── Excerpt
Take home messages, pointers to follow up analyses in other later scripts and/or
Quarto notebooks, etc.
Quarto reports and slides
Introduction
From the previous section, you have now set up a proper computational project structure. You’ve added your pipeline R scripts which download, manipulate, filter, and otherwise process “raw data” into “processed data”, the latter being the starting point of data analysis, visualization, and statistical inference. You’ve also learned to write standalone scripts to do all of that.
Honestly, what you’ve learned in the previous chapter on general R project setup is everything you might need to get through a Master’s project or even a PhD. To reiterate:
You’re data processing code is now fully automated and completely reproducible.
You can also generate results, figures, and summaries in an equally automated way.
In principle, you don’t need anything else beyond nicely organized scripts which produce results (tables, figures, etc.) in an equally organized way.
In this session, you will learn about another possibility of doing reproducible data science. Not a replacement for the previous script-based workflows, but a complementary approach to doing the same thing. I personally use both approaches.
────
[Directive 1]
Decide whether each statement agrees with the Quarto excerpt, answering yes or no and quoting the deciding words: (a) The approach in this session is meant to replace the script-based workflows. (b) The writer uses both approaches. (c) Processed data is the starting point of data analysis.
[Directive 2]
Retype the part of the Quarto excerpt that opens with the words containing "In principle, you" and closes with "use both approaches.".
── Data excerpts
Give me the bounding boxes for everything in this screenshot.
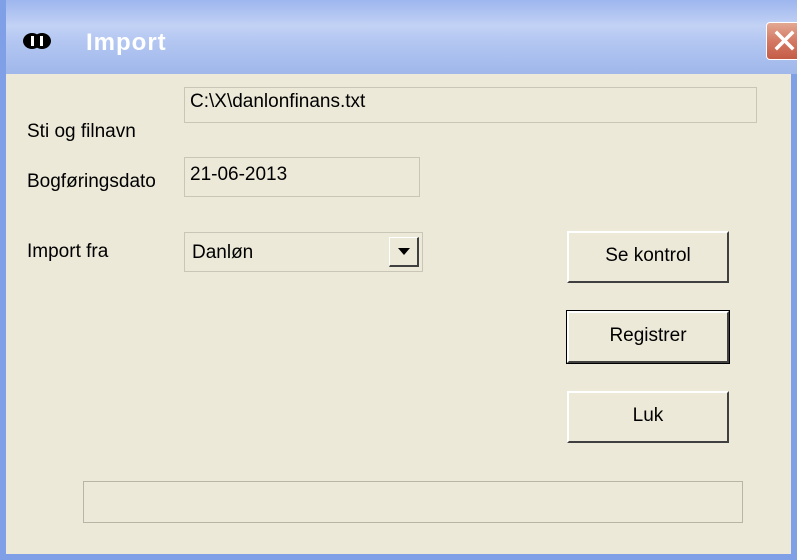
path-field[interactable]: C:\X\danlonfinans.txt bbox=[184, 87, 757, 123]
import-dialog: Import Sti og filnavn C:\X\danlonfinans.… bbox=[0, 0, 797, 560]
close-window-button[interactable] bbox=[766, 22, 797, 60]
registrer-button[interactable]: Registrer bbox=[566, 310, 730, 364]
import-from-value: Danløn bbox=[192, 242, 254, 263]
path-label: Sti og filnavn bbox=[27, 121, 136, 142]
progress-bar bbox=[83, 481, 743, 523]
date-field[interactable]: 21-06-2013 bbox=[184, 157, 420, 197]
import-from-select[interactable]: Danløn bbox=[184, 232, 423, 272]
title-bar[interactable]: Import bbox=[6, 0, 797, 74]
window-title: Import bbox=[86, 29, 167, 56]
luk-button[interactable]: Luk bbox=[567, 391, 729, 443]
luk-label: Luk bbox=[632, 405, 664, 426]
app-icon bbox=[23, 33, 51, 49]
se-kontrol-label: Se kontrol bbox=[605, 245, 691, 266]
chevron-down-icon[interactable] bbox=[389, 237, 419, 267]
se-kontrol-button[interactable]: Se kontrol bbox=[567, 231, 729, 283]
date-label: Bogføringsdato bbox=[27, 171, 156, 192]
import-from-label: Import fra bbox=[27, 241, 109, 262]
close-icon bbox=[774, 30, 795, 51]
registrer-label: Registrer bbox=[609, 325, 687, 346]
────
[Written reply 1]
(a) No: "Not a replacement for the previous script-based workflows, but a complementary approach to doing the same thing."
(b) Yes: "I personally use both approaches."
(c) Yes: "the latter being the starting point of data analysis, visualization, and statistical inference."

[Written reply 2]
In principle, you don’t need anything else beyond nicely organized scripts which produce results (tables, figures, etc.) in an equally organized way.
In this session, you will learn about another possibility of doing reproducible data science. Not a replacement for the previous script-based workflows, but a complementary approach to doing the same thing. I personally use both approaches.